--- Start of Working data ---

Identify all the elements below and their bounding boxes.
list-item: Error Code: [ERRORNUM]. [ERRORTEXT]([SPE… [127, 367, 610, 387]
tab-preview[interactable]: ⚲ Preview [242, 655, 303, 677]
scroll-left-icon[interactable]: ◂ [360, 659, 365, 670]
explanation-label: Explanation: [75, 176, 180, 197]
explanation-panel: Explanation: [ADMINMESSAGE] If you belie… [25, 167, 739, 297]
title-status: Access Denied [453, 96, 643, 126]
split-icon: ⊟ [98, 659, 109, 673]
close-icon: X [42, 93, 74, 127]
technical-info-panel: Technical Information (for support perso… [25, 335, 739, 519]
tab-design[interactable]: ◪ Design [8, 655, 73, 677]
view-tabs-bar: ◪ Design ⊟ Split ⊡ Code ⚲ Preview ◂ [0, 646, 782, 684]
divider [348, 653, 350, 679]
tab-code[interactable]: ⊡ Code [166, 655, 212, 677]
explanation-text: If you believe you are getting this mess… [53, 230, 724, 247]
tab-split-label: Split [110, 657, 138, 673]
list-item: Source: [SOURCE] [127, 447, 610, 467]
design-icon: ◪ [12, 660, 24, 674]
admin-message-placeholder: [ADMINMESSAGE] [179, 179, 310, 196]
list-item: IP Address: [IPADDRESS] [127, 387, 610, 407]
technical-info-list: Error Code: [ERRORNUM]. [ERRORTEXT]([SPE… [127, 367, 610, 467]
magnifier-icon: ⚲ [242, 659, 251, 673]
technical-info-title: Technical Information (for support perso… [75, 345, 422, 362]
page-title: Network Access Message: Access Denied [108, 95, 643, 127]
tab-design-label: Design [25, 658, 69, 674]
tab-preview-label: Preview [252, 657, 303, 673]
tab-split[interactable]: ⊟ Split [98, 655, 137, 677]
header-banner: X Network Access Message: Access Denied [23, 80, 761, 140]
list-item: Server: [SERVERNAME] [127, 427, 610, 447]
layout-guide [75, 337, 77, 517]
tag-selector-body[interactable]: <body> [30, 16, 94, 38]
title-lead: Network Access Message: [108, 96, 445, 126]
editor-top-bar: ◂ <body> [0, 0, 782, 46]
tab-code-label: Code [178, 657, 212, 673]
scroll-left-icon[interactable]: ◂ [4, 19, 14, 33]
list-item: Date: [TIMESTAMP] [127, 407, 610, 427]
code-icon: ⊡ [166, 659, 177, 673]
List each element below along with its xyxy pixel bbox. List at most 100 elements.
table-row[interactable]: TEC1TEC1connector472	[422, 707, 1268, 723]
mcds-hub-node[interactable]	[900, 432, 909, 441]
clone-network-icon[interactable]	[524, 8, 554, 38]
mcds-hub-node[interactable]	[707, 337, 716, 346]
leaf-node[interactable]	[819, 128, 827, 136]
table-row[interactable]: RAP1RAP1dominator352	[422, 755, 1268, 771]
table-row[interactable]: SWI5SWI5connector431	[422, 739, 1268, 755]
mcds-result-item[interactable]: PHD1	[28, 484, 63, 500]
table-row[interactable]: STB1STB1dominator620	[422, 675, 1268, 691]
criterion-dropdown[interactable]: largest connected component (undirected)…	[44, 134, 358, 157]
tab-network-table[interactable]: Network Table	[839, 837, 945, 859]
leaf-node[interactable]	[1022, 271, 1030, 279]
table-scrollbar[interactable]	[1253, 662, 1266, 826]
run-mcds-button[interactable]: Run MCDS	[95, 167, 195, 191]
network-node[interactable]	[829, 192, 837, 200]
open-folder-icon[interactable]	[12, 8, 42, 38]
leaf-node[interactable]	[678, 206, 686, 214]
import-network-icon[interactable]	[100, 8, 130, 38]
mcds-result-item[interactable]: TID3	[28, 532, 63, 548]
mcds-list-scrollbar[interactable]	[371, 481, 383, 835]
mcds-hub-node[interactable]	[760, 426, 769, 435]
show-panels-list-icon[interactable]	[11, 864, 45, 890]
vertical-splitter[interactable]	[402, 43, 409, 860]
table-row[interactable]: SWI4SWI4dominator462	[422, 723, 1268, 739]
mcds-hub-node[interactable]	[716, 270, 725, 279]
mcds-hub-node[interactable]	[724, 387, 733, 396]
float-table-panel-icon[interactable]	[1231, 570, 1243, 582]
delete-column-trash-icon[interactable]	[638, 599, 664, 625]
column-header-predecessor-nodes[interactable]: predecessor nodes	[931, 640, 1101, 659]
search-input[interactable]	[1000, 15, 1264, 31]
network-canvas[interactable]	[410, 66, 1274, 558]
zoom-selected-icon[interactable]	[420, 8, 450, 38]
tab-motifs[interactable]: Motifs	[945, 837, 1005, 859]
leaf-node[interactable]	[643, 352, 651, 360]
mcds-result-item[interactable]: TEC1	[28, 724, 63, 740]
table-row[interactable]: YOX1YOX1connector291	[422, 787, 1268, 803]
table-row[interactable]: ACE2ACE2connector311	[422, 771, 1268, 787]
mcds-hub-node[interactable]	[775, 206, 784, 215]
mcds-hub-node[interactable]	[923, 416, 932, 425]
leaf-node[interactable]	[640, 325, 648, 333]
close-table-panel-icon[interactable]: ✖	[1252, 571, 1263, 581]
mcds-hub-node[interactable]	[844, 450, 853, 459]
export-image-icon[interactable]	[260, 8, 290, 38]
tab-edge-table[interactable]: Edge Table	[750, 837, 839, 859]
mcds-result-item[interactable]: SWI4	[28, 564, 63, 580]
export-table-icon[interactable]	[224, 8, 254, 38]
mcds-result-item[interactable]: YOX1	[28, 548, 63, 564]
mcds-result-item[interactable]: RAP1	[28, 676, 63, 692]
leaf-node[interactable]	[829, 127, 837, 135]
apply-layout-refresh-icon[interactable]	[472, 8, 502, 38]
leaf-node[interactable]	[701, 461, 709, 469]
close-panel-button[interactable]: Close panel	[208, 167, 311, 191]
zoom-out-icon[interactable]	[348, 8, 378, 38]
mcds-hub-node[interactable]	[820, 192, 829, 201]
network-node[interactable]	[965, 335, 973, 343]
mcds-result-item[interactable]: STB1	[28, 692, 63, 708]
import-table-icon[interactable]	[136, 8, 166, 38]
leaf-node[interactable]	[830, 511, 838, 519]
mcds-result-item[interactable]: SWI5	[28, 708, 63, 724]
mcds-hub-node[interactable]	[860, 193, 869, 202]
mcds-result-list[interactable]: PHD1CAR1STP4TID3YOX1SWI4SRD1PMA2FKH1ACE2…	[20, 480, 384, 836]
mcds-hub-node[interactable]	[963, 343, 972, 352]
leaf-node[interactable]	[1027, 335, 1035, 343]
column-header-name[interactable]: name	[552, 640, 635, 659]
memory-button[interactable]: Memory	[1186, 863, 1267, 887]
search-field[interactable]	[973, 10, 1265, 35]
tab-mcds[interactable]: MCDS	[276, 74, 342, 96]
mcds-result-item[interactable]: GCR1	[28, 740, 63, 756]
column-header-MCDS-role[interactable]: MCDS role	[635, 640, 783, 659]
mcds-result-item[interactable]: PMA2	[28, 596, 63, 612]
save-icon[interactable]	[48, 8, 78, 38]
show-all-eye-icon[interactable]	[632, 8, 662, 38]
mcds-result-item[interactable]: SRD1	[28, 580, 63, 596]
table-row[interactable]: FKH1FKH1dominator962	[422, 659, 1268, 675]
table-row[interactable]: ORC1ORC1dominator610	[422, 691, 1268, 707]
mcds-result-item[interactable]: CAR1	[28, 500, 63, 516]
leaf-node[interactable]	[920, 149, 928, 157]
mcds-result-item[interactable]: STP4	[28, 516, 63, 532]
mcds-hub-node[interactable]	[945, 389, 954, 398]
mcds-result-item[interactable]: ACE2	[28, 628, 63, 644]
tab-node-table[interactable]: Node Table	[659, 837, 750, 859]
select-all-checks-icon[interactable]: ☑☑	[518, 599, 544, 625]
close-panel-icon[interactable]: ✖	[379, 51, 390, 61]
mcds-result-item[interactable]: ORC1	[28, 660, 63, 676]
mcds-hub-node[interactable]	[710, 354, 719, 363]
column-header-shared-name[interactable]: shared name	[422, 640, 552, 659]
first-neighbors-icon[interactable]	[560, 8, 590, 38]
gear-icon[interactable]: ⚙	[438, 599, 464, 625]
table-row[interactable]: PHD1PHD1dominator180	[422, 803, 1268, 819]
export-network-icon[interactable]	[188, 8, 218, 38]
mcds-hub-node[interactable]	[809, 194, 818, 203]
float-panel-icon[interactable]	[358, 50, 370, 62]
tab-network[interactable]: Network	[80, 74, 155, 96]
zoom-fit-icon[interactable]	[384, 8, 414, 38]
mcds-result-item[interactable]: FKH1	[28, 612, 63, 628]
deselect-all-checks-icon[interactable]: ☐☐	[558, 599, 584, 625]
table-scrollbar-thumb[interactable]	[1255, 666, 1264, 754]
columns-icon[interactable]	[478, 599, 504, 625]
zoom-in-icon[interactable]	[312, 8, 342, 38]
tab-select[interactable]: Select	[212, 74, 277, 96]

--- End of Working data ---

* [Problem]
Rewrite the items from the beginning through the line containing "List each element", changing every "Access Denied" to "Access Blocked" and leaving everything else the same.

* [Correct result]
Identify all the elements below and their bounding boxes.
list-item: Error Code: [ERRORNUM]. [ERRORTEXT]([SPE… [127, 367, 610, 387]
tab-preview[interactable]: ⚲ Preview [242, 655, 303, 677]
scroll-left-icon[interactable]: ◂ [360, 659, 365, 670]
explanation-label: Explanation: [75, 176, 180, 197]
explanation-panel: Explanation: [ADMINMESSAGE] If you belie… [25, 167, 739, 297]
title-status: Access Blocked [453, 96, 643, 126]
split-icon: ⊟ [98, 659, 109, 673]
close-icon: X [42, 93, 74, 127]
technical-info-panel: Technical Information (for support perso… [25, 335, 739, 519]
tab-design[interactable]: ◪ Design [8, 655, 73, 677]
view-tabs-bar: ◪ Design ⊟ Split ⊡ Code ⚲ Preview ◂ [0, 646, 782, 684]
divider [348, 653, 350, 679]
tab-code[interactable]: ⊡ Code [166, 655, 212, 677]
explanation-text: If you believe you are getting this mess… [53, 230, 724, 247]
tab-split-label: Split [110, 657, 138, 673]
list-item: Source: [SOURCE] [127, 447, 610, 467]
design-icon: ◪ [12, 660, 24, 674]
admin-message-placeholder: [ADMINMESSAGE] [179, 179, 310, 196]
list-item: IP Address: [IPADDRESS] [127, 387, 610, 407]
technical-info-list: Error Code: [ERRORNUM]. [ERRORTEXT]([SPE… [127, 367, 610, 467]
magnifier-icon: ⚲ [242, 659, 251, 673]
technical-info-title: Technical Information (for support perso… [75, 345, 422, 362]
page-title: Network Access Message: Access Blocked [108, 95, 643, 127]
tab-design-label: Design [25, 658, 69, 674]
tab-preview-label: Preview [252, 657, 303, 673]
tab-split[interactable]: ⊟ Split [98, 655, 137, 677]
header-banner: X Network Access Message: Access Blocked [23, 80, 761, 140]
list-item: Server: [SERVERNAME] [127, 427, 610, 447]
layout-guide [75, 337, 77, 517]
tag-selector-body[interactable]: <body> [30, 16, 94, 38]
title-lead: Network Access Message: [108, 96, 445, 126]
editor-top-bar: ◂ <body> [0, 0, 782, 46]
tab-code-label: Code [178, 657, 212, 673]
scroll-left-icon[interactable]: ◂ [4, 19, 14, 33]
list-item: Date: [TIMESTAMP] [127, 407, 610, 427]
code-icon: ⊡ [166, 659, 177, 673]
List each element below along with its xyxy pixel bbox. List at most 100 elements.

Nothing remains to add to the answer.